[Data entries]
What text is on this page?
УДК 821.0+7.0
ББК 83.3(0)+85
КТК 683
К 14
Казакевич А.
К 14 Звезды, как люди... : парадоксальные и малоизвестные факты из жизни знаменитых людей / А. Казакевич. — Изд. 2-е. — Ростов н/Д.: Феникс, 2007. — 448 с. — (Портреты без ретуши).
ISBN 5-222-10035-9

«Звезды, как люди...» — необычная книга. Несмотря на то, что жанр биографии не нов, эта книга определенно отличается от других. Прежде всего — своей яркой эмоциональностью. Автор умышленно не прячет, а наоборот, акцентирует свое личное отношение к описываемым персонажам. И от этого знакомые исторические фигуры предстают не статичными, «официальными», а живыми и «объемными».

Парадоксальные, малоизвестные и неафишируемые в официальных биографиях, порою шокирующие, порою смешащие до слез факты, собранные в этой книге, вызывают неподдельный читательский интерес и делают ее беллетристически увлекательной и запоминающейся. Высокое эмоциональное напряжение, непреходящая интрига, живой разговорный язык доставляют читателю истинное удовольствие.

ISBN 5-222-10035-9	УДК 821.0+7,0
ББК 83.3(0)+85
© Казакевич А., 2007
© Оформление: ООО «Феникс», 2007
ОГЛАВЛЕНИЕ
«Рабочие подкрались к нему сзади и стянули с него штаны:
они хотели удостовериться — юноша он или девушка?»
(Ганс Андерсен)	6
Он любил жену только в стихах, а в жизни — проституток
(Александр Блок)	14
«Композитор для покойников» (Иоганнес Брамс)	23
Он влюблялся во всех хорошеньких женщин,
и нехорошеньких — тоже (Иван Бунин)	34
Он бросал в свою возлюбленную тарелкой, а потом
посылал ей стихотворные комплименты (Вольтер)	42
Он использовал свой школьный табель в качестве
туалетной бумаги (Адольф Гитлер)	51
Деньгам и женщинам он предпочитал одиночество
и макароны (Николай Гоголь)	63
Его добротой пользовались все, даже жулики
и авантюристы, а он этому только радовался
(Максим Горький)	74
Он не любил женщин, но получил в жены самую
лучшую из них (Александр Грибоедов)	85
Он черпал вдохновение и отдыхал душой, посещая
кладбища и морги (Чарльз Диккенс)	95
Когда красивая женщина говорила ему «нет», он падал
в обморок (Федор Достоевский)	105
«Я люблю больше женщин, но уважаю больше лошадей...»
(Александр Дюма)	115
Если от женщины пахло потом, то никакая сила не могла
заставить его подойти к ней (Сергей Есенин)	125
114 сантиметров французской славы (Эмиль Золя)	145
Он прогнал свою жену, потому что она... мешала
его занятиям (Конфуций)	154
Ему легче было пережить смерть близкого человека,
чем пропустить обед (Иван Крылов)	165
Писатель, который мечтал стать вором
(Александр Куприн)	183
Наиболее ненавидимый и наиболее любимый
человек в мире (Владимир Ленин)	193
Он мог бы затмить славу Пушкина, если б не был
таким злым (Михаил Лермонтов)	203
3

[YOUR OBJECTIVE]: All of the entries must be written out exactly as they stand.

[ANSWER]:
What text is on this page?
УДК 821.0+7.0
ББК 83.3(0)+85
КТК 683
К 14
Казакевич А.
К 14 Звезды, как люди... : парадоксальные и малоизвестные факты из жизни знаменитых людей / А. Казакевич. — Изд. 2-е. — Ростов н/Д.: Феникс, 2007. — 448 с. — (Портреты без ретуши).
ISBN 5-222-10035-9

«Звезды, как люди...» — необычная книга. Несмотря на то, что жанр биографии не нов, эта книга определенно отличается от других. Прежде всего — своей яркой эмоциональностью. Автор умышленно не прячет, а наоборот, акцентирует свое личное отношение к описываемым персонажам. И от этого знакомые исторические фигуры предстают не статичными, «официальными», а живыми и «объемными».

Парадоксальные, малоизвестные и неафишируемые в официальных биографиях, порою шокирующие, порою смешащие до слез факты, собранные в этой книге, вызывают неподдельный читательский интерес и делают ее беллетристически увлекательной и запоминающейся. Высокое эмоциональное напряжение, непреходящая интрига, живой разговорный язык доставляют читателю истинное удовольствие.

ISBN 5-222-10035-9	УДК 821.0+7,0
ББК 83.3(0)+85
© Казакевич А., 2007
© Оформление: ООО «Феникс», 2007
ОГЛАВЛЕНИЕ
«Рабочие подкрались к нему сзади и стянули с него штаны:
они хотели удостовериться — юноша он или девушка?»
(Ганс Андерсен)	6
Он любил жену только в стихах, а в жизни — проституток
(Александр Блок)	14
«Композитор для покойников» (Иоганнес Брамс)	23
Он влюблялся во всех хорошеньких женщин,
и нехорошеньких — тоже (Иван Бунин)	34
Он бросал в свою возлюбленную тарелкой, а потом
посылал ей стихотворные комплименты (Вольтер)	42
Он использовал свой школьный табель в качестве
туалетной бумаги (Адольф Гитлер)	51
Деньгам и женщинам он предпочитал одиночество
и макароны (Николай Гоголь)	63
Его добротой пользовались все, даже жулики
и авантюристы, а он этому только радовался
(Максим Горький)	74
Он не любил женщин, но получил в жены самую
лучшую из них (Александр Грибоедов)	85
Он черпал вдохновение и отдыхал душой, посещая
кладбища и морги (Чарльз Диккенс)	95
Когда красивая женщина говорила ему «нет», он падал
в обморок (Федор Достоевский)	105
«Я люблю больше женщин, но уважаю больше лошадей...»
(Александр Дюма)	115
Если от женщины пахло потом, то никакая сила не могла
заставить его подойти к ней (Сергей Есенин)	125
114 сантиметров французской славы (Эмиль Золя)	145
Он прогнал свою жену, потому что она... мешала
его занятиям (Конфуций)	154
Ему легче было пережить смерть близкого человека,
чем пропустить обед (Иван Крылов)	165
Писатель, который мечтал стать вором
(Александр Куприн)	183
Наиболее ненавидимый и наиболее любимый
человек в мире (Владимир Ленин)	193
Он мог бы затмить славу Пушкина, если б не был
таким злым (Михаил Лермонтов)	203
3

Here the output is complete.